* [WORK INSTRUCTIONS] All of the material below is to be returned exactly.

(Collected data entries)
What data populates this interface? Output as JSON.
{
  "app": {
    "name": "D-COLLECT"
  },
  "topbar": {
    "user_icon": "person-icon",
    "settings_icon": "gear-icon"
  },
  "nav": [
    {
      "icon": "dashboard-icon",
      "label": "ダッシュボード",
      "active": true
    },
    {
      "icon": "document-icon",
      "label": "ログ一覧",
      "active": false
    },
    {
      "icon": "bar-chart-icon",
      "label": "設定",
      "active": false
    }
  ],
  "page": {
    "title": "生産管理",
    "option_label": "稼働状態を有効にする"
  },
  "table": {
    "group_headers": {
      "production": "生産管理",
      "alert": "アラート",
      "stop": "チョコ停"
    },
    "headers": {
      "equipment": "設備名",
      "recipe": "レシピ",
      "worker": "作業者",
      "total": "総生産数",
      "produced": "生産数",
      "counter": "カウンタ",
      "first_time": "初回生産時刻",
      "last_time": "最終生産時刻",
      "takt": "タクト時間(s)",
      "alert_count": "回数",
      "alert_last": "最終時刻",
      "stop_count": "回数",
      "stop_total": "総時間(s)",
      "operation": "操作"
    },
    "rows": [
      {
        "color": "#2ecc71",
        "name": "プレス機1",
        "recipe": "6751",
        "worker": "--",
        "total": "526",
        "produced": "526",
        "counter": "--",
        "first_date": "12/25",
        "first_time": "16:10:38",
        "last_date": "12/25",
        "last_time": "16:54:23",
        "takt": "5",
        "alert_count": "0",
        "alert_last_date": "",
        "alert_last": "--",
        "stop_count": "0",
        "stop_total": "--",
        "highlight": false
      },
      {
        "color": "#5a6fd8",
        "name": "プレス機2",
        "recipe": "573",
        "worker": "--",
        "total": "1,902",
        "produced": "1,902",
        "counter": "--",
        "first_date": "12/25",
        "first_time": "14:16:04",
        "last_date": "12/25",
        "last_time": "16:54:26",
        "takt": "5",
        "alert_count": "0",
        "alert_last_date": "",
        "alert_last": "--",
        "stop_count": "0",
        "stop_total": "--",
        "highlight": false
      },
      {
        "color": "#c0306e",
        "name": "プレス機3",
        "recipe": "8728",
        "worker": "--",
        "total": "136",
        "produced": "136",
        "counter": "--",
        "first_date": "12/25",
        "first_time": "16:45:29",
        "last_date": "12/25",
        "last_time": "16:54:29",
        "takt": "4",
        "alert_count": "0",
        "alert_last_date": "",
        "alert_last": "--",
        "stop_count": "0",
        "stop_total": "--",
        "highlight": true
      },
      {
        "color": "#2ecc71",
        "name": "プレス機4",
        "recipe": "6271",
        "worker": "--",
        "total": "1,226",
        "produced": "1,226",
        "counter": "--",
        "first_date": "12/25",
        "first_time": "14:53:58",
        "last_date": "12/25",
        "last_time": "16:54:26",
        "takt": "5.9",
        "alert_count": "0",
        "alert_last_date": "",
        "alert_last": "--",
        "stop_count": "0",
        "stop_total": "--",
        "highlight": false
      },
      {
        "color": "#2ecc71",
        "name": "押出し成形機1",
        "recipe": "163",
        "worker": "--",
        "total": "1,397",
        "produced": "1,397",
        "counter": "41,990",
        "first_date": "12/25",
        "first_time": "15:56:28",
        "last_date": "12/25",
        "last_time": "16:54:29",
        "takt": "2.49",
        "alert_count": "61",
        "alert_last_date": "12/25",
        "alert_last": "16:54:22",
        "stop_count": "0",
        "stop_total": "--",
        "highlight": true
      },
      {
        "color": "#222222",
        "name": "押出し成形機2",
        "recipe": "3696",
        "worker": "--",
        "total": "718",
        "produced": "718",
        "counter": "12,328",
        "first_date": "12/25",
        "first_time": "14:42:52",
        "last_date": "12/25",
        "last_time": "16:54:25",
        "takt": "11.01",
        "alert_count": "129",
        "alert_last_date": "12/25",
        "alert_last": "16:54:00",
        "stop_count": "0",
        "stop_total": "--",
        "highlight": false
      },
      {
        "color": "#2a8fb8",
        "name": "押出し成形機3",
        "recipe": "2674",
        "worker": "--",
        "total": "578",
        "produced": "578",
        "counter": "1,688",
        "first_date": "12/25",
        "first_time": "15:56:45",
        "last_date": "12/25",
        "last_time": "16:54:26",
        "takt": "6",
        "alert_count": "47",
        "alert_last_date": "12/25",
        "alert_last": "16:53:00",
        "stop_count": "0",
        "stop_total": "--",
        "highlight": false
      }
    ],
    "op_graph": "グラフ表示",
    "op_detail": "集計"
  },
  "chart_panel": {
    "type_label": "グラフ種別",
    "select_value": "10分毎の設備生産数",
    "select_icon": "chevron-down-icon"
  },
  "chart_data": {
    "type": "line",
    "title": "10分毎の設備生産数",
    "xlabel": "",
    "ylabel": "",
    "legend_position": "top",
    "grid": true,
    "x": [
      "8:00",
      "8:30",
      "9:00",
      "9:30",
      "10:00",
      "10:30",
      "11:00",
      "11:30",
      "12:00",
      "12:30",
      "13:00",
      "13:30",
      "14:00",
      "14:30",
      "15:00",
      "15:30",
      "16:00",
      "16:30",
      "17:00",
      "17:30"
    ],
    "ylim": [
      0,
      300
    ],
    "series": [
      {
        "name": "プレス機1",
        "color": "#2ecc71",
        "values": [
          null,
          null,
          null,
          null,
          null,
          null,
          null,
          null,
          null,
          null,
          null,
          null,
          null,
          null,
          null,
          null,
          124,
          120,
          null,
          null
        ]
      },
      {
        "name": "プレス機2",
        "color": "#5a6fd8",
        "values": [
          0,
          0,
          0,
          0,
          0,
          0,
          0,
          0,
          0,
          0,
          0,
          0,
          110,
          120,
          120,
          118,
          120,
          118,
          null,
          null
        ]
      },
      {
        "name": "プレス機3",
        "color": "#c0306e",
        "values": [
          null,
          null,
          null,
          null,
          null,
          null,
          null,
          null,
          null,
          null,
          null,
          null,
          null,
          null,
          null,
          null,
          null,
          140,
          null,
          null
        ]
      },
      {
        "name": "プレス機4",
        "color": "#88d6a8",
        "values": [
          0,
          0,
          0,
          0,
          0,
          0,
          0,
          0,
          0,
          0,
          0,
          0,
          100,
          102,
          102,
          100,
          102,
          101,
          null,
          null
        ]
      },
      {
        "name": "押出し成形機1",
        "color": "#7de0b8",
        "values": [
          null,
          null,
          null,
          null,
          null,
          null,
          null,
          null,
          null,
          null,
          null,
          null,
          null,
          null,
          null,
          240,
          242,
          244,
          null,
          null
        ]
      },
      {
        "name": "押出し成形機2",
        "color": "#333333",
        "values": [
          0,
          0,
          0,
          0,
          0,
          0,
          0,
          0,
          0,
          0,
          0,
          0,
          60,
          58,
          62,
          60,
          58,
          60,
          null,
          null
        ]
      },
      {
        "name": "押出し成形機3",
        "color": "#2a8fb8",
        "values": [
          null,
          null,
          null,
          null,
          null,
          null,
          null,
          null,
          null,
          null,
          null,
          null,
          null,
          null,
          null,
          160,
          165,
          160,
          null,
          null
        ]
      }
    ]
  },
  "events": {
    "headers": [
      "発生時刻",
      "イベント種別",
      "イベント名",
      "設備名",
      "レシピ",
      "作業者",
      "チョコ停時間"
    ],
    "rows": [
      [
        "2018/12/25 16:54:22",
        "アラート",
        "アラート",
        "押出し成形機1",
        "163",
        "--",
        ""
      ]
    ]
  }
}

* [ANSWER FOR THIS EXERCISE]
What data populates this interface? Output as JSON.
{
  "app": {
    "name": "D-COLLECT"
  },
  "topbar": {
    "user_icon": "person-icon",
    "settings_icon": "gear-icon"
  },
  "nav": [
    {
      "icon": "dashboard-icon",
      "label": "ダッシュボード",
      "active": true
    },
    {
      "icon": "document-icon",
      "label": "ログ一覧",
      "active": false
    },
    {
      "icon": "bar-chart-icon",
      "label": "設定",
      "active": false
    }
  ],
  "page": {
    "title": "生産管理",
    "option_label": "稼働状態を有効にする"
  },
  "table": {
    "group_headers": {
      "production": "生産管理",
      "alert": "アラート",
      "stop": "チョコ停"
    },
    "headers": {
      "equipment": "設備名",
      "recipe": "レシピ",
      "worker": "作業者",
      "total": "総生産数",
      "produced": "生産数",
      "counter": "カウンタ",
      "first_time": "初回生産時刻",
      "last_time": "最終生産時刻",
      "takt": "タクト時間(s)",
      "alert_count": "回数",
      "alert_last": "最終時刻",
      "stop_count": "回数",
      "stop_total": "総時間(s)",
      "operation": "操作"
    },
    "rows": [
      {
        "color": "#2ecc71",
        "name": "プレス機1",
        "recipe": "6751",
        "worker": "--",
        "total": "526",
        "produced": "526",
        "counter": "--",
        "first_date": "12/25",
        "first_time": "16:10:38",
        "last_date": "12/25",
        "last_time": "16:54:23",
        "takt": "5",
        "alert_count": "0",
        "alert_last_date": "",
        "alert_last": "--",
        "stop_count": "0",
        "stop_total": "--",
        "highlight": false
      },
      {
        "color": "#5a6fd8",
        "name": "プレス機2",
        "recipe": "573",
        "worker": "--",
        "total": "1,902",
        "produced": "1,902",
        "counter": "--",
        "first_date": "12/25",
        "first_time": "14:16:04",
        "last_date": "12/25",
        "last_time": "16:54:26",
        "takt": "5",
        "alert_count": "0",
        "alert_last_date": "",
        "alert_last": "--",
        "stop_count": "0",
        "stop_total": "--",
        "highlight": false
      },
      {
        "color": "#c0306e",
        "name": "プレス機3",
        "recipe": "8728",
        "worker": "--",
        "total": "136",
        "produced": "136",
        "counter": "--",
        "first_date": "12/25",
        "first_time": "16:45:29",
        "last_date": "12/25",
        "last_time": "16:54:29",
        "takt": "4",
        "alert_count": "0",
        "alert_last_date": "",
        "alert_last": "--",
        "stop_count": "0",
        "stop_total": "--",
        "highlight": true
      },
      {
        "color": "#2ecc71",
        "name": "プレス機4",
        "recipe": "6271",
        "worker": "--",
        "total": "1,226",
        "produced": "1,226",
        "counter": "--",
        "first_date": "12/25",
        "first_time": "14:53:58",
        "last_date": "12/25",
        "last_time": "16:54:26",
        "takt": "5.9",
        "alert_count": "0",
        "alert_last_date": "",
        "alert_last": "--",
        "stop_count": "0",
        "stop_total": "--",
        "highlight": false
      },
      {
        "color": "#2ecc71",
        "name": "押出し成形機1",
        "recipe": "163",
        "worker": "--",
        "total": "1,397",
        "produced": "1,397",
        "counter": "41,990",
        "first_date": "12/25",
        "first_time": "15:56:28",
        "last_date": "12/25",
        "last_time": "16:54:29",
        "takt": "2.49",
        "alert_count": "61",
        "alert_last_date": "12/25",
        "alert_last": "16:54:22",
        "stop_count": "0",
        "stop_total": "--",
        "highlight": true
      },
      {
        "color": "#222222",
        "name": "押出し成形機2",
        "recipe": "3696",
        "worker": "--",
        "total": "718",
        "produced": "718",
        "counter": "12,328",
        "first_date": "12/25",
        "first_time": "14:42:52",
        "last_date": "12/25",
        "last_time": "16:54:25",
        "takt": "11.01",
        "alert_count": "129",
        "alert_last_date": "12/25",
        "alert_last": "16:54:00",
        "stop_count": "0",
        "stop_total": "--",
        "highlight": false
      },
      {
        "color": "#2a8fb8",
        "name": "押出し成形機3",
        "recipe": "2674",
        "worker": "--",
        "total": "578",
        "produced": "578",
        "counter": "1,688",
        "first_date": "12/25",
        "first_time": "15:56:45",
        "last_date": "12/25",
        "last_time": "16:54:26",
        "takt": "6",
        "alert_count": "47",
        "alert_last_date": "12/25",
        "alert_last": "16:53:00",
        "stop_count": "0",
        "stop_total": "--",
        "highlight": false
      }
    ],
    "op_graph": "グラフ表示",
    "op_detail": "集計"
  },
  "chart_panel": {
    "type_label": "グラフ種別",
    "select_value": "10分毎の設備生産数",
    "select_icon": "chevron-down-icon"
  },
  "chart_data": {
    "type": "line",
    "title": "10分毎の設備生産数",
    "xlabel": "",
    "ylabel": "",
    "legend_position": "top",
    "grid": true,
    "x": [
      "8:00",
      "8:30",
      "9:00",
      "9:30",
      "10:00",
      "10:30",
      "11:00",
      "11:30",
      "12:00",
      "12:30",
      "13:00",
      "13:30",
      "14:00",
      "14:30",
      "15:00",
      "15:30",
      "16:00",
      "16:30",
      "17:00",
      "17:30"
    ],
    "ylim": [
      0,
      300
    ],
    "series": [
      {
        "name": "プレス機1",
        "color": "#2ecc71",
        "values": [
          null,
          null,
          null,
          null,
          null,
          null,
          null,
          null,
          null,
          null,
          null,
          null,
          null,
          null,
          null,
          null,
          124,
          120,
          null,
          null
        ]
      },
      {
        "name": "プレス機2",
        "color": "#5a6fd8",
        "values": [
          0,
          0,
          0,
          0,
          0,
          0,
          0,
          0,
          0,
          0,
          0,
          0,
          110,
          120,
          120,
          118,
          120,
          118,
          null,
          null
        ]
      },
      {
        "name": "プレス機3",
        "color": "#c0306e",
        "values": [
          null,
          null,
          null,
          null,
          null,
          null,
          null,
          null,
          null,
          null,
          null,
          null,
          null,
          null,
          null,
          null,
          null,
          140,
          null,
          null
        ]
      },
      {
        "name": "プレス機4",
        "color": "#88d6a8",
        "values": [
          0,
          0,
          0,
          0,
          0,
          0,
          0,
          0,
          0,
          0,
          0,
          0,
          100,
          102,
          102,
          100,
          102,
          101,
          null,
          null
        ]
      },
      {
        "name": "押出し成形機1",
        "color": "#7de0b8",
        "values": [
          null,
          null,
          null,
          null,
          null,
          null,
          null,
          null,
          null,
          null,
          null,
          null,
          null,
          null,
          null,
          240,
          242,
          244,
          null,
          null
        ]
      },
      {
        "name": "押出し成形機2",
        "color": "#333333",
        "values": [
          0,
          0,
          0,
          0,
          0,
          0,
          0,
          0,
          0,
          0,
          0,
          0,
          60,
          58,
          62,
          60,
          58,
          60,
          null,
          null
        ]
      },
      {
        "name": "押出し成形機3",
        "color": "#2a8fb8",
        "values": [
          null,
          null,
          null,
          null,
          null,
          null,
          null,
          null,
          null,
          null,
          null,
          null,
          null,
          null,
          null,
          160,
          165,
          160,
          null,
          null
        ]
      }
    ]
  },
  "events": {
    "headers": [
      "発生時刻",
      "イベント種別",
      "イベント名",
      "設備名",
      "レシピ",
      "作業者",
      "チョコ停時間"
    ],
    "rows": [
      [
        "2018/12/25 16:54:22",
        "アラート",
        "アラート",
        "押出し成形機1",
        "163",
        "--",
        ""
      ]
    ]
  }
}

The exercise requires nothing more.